=== Dataset records ===

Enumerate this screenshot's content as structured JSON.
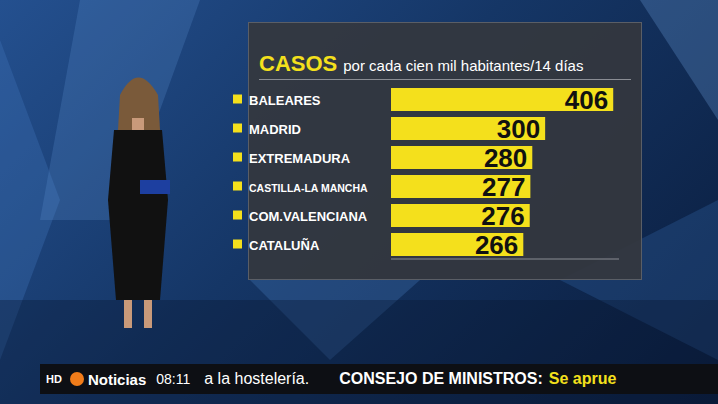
{
  "chart_data": {
    "type": "bar",
    "orientation": "horizontal",
    "title": "CASOS",
    "subtitle": "por cada cien mil habitantes/14 días",
    "categories": [
      "BALEARES",
      "MADRID",
      "EXTREMADURA",
      "CASTILLA-LA MANCHA",
      "COM.VALENCIANA",
      "CATALUÑA"
    ],
    "values": [
      406,
      300,
      280,
      277,
      276,
      266
    ],
    "color": "#f4e01c",
    "xlim": [
      60,
      415
    ],
    "data_labels": true,
    "tick_labels": "y",
    "grid": false
  },
  "ticker": {
    "badge": "HD",
    "channel": "Noticias",
    "time": "08:11",
    "headline": "a la hostelería.",
    "next_label": "CONSEJO DE MINISTROS:",
    "next_text": "Se aprue"
  }
}
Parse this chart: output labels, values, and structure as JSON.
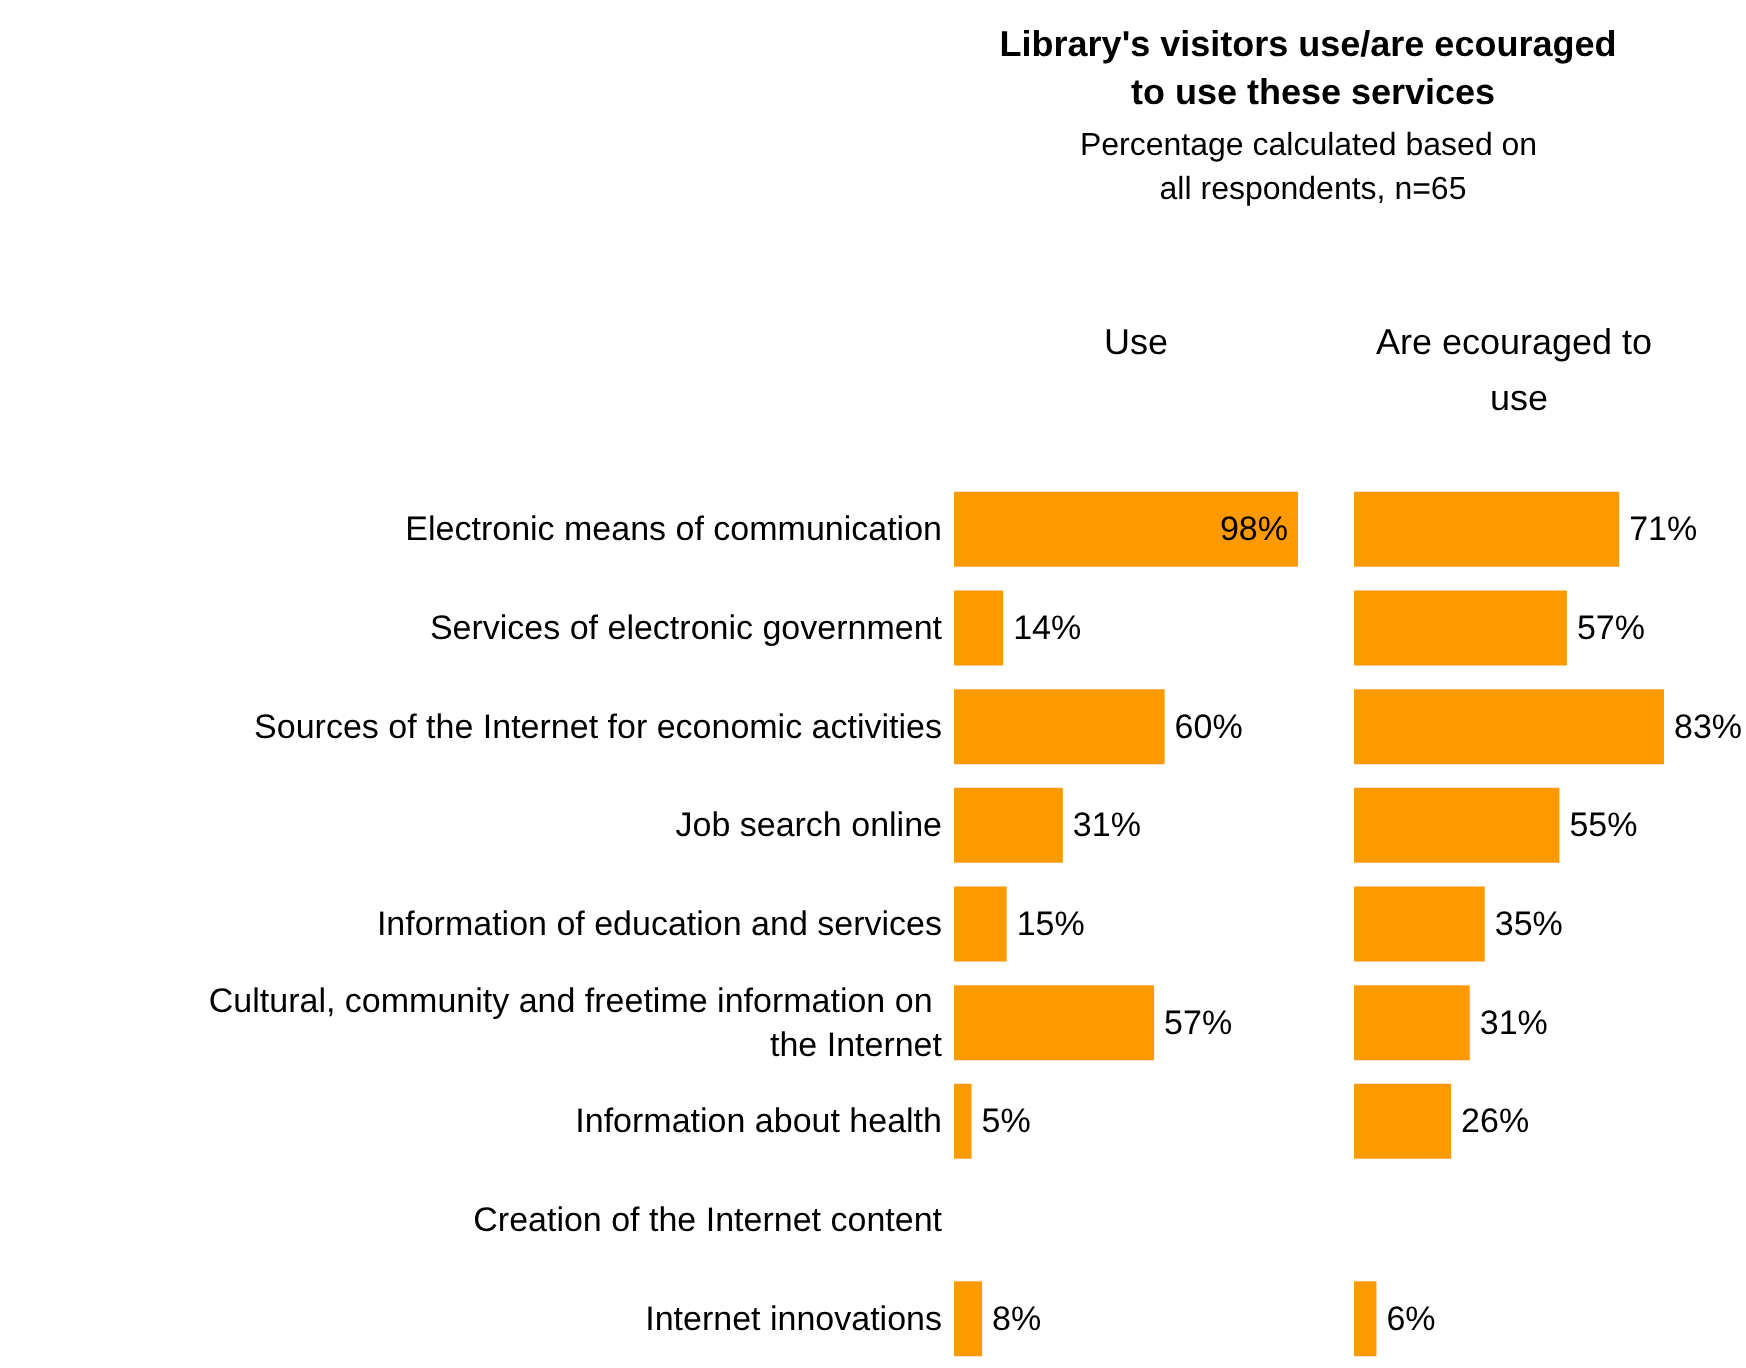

===

> Directions
Print the whole listing above once more, word for word, without its pictures.

> Expected answer
Enumerate this screenshot's content as structured JSON.
{
  "chart_data": {
    "type": "bar",
    "orientation": "horizontal",
    "title": "CASOS",
    "subtitle": "por cada cien mil habitantes/14 días",
    "categories": [
      "BALEARES",
      "MADRID",
      "EXTREMADURA",
      "CASTILLA-LA MANCHA",
      "COM.VALENCIANA",
      "CATALUÑA"
    ],
    "values": [
      406,
      300,
      280,
      277,
      276,
      266
    ],
    "color": "#f4e01c",
    "xlim": [
      60,
      415
    ],
    "data_labels": true,
    "tick_labels": "y",
    "grid": false
  },
  "ticker": {
    "badge": "HD",
    "channel": "Noticias",
    "time": "08:11",
    "headline": "a la hostelería.",
    "next_label": "CONSEJO DE MINISTROS:",
    "next_text": "Se aprue"
  }
}
Parse this chart: output labels, values, and structure as JSON.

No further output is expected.